▶ [SET PROBLEM]
Report, word for word, every line of the material that contains "positive".

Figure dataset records
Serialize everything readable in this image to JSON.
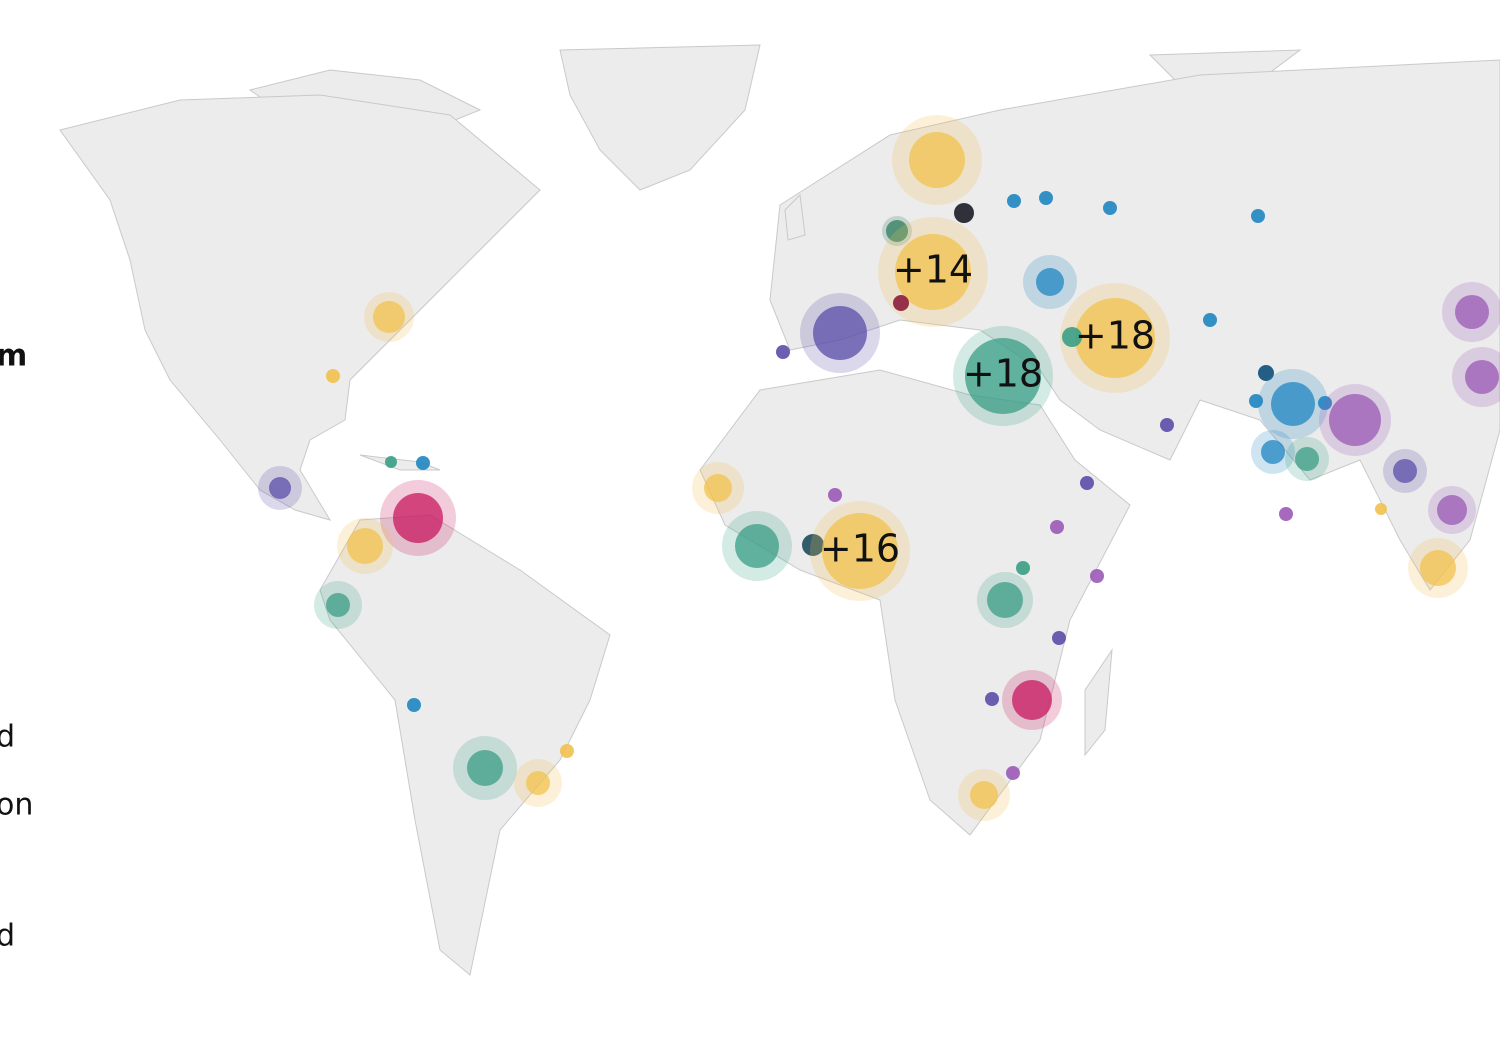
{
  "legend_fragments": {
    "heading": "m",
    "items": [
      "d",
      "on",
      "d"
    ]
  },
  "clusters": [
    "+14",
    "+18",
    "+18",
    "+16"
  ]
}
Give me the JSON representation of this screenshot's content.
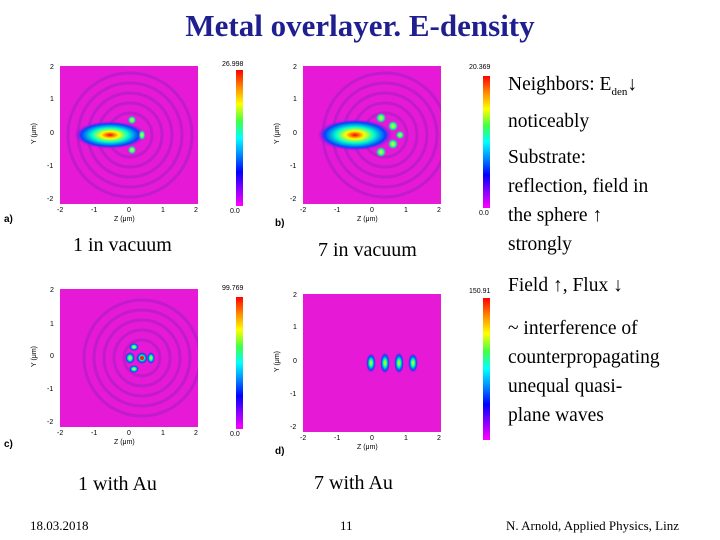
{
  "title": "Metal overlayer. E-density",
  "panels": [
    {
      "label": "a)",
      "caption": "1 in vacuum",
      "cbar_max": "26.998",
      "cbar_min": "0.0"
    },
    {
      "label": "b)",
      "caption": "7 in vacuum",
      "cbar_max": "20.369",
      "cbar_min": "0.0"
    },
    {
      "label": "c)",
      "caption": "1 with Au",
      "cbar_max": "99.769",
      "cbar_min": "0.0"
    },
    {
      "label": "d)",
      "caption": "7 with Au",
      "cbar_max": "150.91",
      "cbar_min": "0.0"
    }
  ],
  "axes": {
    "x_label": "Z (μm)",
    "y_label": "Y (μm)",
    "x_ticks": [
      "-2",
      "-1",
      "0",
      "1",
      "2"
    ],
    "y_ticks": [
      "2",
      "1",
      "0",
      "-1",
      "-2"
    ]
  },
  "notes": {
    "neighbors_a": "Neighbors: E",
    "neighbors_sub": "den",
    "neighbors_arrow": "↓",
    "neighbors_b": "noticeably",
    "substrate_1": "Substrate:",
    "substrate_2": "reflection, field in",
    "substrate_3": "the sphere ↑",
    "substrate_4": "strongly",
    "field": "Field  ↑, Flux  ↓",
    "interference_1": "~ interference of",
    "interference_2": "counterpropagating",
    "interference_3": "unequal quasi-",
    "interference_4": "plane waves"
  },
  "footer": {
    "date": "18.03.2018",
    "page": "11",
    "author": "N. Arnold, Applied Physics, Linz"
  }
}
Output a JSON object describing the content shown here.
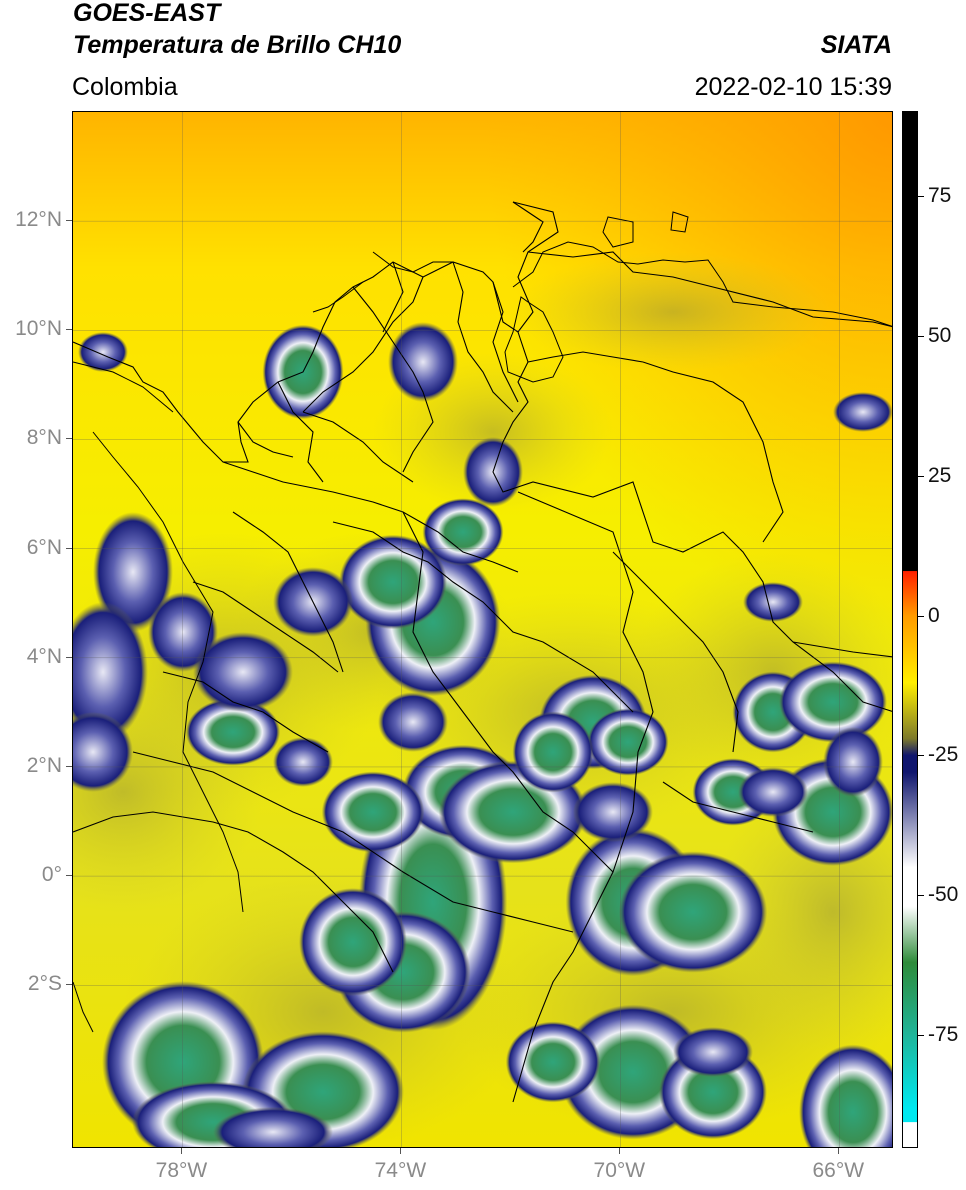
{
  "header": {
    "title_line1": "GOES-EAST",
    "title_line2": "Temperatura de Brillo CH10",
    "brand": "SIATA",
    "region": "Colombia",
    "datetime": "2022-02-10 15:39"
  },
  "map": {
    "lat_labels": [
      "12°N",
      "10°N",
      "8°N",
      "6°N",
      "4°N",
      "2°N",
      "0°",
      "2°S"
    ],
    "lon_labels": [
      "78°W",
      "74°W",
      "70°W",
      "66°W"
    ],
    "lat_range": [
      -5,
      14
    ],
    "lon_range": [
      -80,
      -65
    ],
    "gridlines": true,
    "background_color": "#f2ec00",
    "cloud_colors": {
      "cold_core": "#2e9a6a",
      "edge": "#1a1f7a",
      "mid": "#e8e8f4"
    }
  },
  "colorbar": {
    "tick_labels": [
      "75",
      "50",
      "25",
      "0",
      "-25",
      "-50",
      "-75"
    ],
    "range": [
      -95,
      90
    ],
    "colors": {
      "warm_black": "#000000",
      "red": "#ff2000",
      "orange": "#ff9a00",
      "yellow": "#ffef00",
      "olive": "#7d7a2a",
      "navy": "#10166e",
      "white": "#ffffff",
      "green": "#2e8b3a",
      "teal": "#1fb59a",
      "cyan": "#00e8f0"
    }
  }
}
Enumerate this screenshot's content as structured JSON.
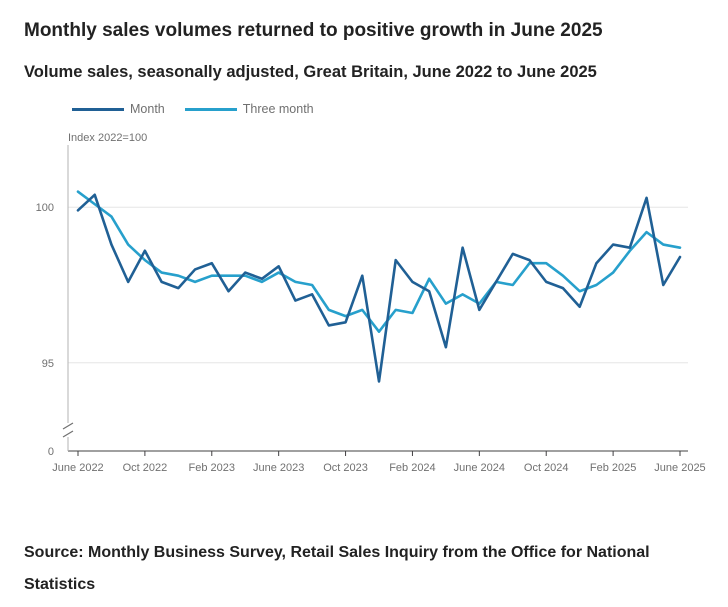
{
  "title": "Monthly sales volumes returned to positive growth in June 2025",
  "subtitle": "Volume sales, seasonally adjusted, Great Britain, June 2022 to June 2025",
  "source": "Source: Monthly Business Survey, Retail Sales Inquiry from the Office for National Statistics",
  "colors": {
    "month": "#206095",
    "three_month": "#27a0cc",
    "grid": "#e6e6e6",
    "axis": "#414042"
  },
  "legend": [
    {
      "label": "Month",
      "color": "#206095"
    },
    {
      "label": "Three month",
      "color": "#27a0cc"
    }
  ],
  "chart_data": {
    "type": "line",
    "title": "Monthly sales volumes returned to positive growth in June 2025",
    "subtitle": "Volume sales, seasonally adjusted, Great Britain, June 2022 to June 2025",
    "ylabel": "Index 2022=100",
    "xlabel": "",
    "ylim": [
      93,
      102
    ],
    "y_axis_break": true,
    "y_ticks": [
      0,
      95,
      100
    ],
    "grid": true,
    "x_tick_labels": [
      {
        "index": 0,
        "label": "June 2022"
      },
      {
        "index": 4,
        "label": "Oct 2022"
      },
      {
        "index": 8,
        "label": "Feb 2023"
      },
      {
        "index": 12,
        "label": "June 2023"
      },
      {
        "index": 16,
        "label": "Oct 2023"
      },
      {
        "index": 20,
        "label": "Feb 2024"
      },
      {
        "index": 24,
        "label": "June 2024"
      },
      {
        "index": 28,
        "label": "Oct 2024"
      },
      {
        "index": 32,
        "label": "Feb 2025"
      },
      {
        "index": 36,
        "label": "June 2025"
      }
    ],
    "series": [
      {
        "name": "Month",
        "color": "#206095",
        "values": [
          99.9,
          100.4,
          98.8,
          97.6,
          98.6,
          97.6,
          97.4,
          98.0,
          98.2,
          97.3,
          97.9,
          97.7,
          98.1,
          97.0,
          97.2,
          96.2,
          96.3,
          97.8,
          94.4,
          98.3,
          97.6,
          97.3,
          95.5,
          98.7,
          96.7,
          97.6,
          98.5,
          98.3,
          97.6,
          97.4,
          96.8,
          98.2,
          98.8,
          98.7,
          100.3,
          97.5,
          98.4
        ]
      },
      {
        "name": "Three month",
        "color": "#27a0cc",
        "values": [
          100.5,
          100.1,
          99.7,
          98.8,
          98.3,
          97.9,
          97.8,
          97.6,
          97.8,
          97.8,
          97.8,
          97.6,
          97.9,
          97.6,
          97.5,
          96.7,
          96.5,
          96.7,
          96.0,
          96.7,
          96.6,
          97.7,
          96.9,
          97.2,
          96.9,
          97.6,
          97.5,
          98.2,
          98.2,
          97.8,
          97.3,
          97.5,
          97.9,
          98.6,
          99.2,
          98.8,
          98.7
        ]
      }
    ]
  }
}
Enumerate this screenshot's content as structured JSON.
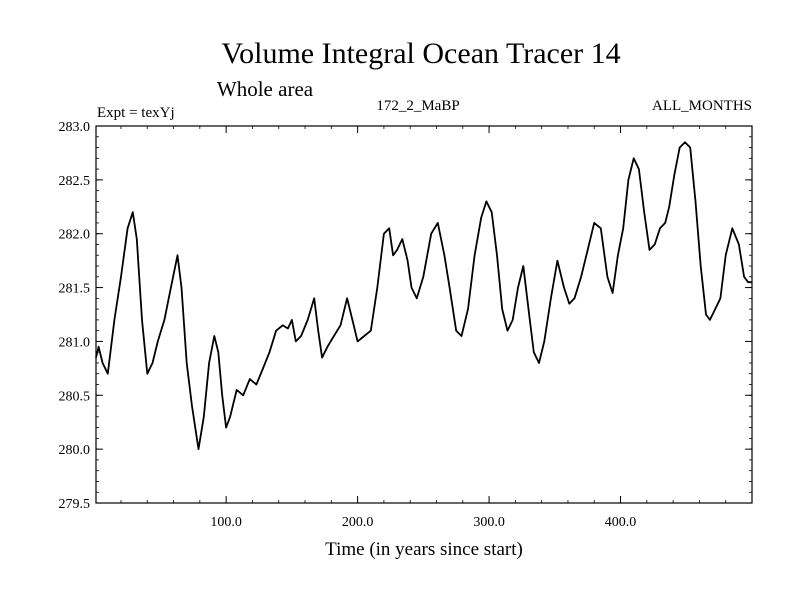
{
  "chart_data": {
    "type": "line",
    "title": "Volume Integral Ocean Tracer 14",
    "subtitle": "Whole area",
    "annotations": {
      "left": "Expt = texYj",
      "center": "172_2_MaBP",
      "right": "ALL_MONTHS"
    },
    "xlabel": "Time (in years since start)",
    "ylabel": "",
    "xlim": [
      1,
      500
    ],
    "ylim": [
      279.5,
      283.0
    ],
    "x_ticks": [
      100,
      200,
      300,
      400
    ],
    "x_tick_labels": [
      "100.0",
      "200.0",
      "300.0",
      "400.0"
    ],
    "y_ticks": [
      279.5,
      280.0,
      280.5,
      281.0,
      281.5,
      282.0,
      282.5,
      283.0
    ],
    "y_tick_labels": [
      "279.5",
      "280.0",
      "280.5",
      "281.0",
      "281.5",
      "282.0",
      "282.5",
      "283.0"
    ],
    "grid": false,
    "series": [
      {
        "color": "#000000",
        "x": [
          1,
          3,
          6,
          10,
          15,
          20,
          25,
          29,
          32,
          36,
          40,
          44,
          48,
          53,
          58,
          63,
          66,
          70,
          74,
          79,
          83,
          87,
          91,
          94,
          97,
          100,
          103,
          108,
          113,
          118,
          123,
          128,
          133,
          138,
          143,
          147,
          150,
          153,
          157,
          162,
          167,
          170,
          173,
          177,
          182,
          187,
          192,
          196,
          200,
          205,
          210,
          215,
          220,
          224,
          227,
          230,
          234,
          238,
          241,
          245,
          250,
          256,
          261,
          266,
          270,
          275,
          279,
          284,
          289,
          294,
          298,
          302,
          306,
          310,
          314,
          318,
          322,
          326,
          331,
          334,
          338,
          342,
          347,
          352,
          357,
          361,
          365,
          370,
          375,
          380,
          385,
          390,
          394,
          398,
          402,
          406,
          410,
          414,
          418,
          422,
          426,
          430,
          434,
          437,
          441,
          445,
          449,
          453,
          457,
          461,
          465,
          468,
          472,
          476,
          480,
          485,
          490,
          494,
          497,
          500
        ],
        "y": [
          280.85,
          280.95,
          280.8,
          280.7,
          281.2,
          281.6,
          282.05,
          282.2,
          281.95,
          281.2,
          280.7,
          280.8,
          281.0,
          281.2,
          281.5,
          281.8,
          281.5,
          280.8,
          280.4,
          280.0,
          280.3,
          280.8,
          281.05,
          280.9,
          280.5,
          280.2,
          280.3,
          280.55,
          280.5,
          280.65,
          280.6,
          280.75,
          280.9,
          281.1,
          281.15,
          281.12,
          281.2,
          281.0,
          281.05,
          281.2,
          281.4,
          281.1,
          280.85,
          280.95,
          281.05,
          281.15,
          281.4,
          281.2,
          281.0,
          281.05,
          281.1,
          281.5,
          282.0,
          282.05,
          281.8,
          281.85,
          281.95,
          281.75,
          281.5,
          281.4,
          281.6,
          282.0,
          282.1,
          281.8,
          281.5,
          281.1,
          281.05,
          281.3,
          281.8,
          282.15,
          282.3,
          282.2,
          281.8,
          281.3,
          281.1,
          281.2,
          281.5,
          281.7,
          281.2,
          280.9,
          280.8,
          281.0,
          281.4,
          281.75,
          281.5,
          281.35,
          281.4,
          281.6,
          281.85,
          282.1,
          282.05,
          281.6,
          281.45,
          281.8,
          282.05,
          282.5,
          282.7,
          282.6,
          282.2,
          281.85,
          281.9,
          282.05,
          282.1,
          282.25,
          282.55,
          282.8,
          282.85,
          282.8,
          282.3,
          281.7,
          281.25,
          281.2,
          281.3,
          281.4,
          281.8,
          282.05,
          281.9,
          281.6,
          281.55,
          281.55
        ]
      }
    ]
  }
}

▶ [SOLUTION TO THE PROBLEM]
  "title": "Monthly sales volumes returned to positive growth in June 2025",
    "title": "Monthly sales volumes returned to positive growth in June 2025",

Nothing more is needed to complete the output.